List all the lines in these records that hold "Personnel".

************

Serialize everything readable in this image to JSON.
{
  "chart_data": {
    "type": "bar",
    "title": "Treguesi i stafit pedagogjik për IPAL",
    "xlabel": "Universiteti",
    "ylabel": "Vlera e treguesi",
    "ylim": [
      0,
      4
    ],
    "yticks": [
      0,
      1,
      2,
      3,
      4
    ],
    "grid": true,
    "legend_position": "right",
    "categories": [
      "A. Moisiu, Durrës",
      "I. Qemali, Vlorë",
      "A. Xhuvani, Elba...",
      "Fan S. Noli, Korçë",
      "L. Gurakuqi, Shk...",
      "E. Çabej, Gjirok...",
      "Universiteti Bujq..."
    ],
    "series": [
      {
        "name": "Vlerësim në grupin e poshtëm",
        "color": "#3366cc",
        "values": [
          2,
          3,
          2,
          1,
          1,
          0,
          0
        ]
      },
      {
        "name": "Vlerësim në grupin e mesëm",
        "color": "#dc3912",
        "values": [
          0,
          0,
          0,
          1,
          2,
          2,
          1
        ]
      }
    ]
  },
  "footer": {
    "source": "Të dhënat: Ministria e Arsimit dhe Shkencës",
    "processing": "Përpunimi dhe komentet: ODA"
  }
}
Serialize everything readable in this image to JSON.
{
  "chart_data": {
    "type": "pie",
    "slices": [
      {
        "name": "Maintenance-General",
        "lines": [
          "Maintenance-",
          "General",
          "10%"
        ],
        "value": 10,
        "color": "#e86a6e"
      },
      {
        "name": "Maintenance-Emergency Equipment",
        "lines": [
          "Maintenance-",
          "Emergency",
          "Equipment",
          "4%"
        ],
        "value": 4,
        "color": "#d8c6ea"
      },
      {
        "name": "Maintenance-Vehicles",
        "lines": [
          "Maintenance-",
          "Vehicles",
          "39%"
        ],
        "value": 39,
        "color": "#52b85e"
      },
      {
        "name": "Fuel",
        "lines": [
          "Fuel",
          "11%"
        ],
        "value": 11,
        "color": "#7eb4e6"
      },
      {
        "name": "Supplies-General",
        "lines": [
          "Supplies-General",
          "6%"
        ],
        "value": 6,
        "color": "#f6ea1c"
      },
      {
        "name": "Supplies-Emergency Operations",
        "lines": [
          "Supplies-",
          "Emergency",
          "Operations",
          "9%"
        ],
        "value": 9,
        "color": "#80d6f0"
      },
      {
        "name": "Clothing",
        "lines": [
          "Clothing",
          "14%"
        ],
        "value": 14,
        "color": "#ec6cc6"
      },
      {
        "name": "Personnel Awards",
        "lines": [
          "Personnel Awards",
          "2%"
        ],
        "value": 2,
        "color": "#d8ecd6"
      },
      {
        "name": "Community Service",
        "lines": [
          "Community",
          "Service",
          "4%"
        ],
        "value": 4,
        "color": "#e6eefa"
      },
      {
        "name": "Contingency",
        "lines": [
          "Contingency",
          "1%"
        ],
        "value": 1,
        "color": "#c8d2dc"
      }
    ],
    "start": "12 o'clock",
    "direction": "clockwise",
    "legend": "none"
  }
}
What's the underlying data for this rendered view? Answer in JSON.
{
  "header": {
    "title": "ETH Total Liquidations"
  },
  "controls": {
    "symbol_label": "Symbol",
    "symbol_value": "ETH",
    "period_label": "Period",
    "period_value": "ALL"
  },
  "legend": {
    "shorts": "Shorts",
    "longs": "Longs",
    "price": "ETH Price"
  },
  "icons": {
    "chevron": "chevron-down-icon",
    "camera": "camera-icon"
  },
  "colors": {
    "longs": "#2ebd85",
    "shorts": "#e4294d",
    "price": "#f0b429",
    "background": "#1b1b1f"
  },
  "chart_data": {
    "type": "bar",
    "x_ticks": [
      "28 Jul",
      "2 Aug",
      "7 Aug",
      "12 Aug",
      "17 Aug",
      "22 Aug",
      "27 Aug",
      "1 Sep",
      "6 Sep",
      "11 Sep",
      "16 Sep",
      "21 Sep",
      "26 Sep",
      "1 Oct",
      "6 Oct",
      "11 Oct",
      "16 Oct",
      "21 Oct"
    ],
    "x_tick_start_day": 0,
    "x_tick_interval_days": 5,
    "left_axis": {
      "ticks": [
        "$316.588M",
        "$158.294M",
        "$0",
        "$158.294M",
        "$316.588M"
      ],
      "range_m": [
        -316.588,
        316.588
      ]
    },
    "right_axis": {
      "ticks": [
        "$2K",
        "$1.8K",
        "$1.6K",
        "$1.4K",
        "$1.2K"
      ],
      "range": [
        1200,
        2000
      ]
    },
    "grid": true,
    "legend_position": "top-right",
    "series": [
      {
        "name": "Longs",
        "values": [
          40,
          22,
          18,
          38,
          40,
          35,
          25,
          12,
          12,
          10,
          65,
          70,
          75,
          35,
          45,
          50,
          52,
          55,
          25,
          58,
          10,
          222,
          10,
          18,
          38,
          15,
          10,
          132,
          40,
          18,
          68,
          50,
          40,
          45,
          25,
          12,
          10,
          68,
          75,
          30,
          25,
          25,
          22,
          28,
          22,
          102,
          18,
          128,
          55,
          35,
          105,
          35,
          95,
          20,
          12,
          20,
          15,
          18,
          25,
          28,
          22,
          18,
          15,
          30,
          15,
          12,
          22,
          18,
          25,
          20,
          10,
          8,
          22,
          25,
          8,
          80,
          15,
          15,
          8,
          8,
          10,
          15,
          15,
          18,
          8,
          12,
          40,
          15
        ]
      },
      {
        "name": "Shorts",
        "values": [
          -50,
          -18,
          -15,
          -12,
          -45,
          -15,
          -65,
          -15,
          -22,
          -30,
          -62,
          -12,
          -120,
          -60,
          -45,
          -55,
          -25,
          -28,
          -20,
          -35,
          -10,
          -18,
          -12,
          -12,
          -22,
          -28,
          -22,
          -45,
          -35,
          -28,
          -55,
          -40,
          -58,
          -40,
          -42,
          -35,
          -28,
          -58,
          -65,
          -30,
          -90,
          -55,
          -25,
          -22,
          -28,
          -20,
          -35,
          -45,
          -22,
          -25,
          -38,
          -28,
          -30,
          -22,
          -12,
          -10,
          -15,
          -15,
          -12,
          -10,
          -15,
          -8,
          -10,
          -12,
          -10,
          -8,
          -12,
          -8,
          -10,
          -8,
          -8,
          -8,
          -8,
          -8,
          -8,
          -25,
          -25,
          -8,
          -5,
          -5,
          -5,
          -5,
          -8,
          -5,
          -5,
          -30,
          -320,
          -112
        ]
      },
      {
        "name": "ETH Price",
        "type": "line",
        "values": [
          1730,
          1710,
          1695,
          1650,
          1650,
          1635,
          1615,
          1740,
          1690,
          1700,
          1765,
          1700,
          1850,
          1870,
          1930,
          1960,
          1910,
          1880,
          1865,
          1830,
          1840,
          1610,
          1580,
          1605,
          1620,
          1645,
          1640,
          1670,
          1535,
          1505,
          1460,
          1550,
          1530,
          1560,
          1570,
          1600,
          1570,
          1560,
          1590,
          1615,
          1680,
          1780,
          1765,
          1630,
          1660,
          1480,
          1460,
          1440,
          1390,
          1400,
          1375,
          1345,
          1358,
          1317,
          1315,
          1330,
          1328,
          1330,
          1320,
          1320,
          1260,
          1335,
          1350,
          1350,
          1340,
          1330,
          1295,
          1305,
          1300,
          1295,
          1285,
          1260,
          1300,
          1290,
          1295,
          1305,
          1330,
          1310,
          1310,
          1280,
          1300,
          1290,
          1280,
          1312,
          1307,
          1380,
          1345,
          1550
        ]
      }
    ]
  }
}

************

→ Task output:
        "name": "Personnel Awards",
          "Personnel Awards",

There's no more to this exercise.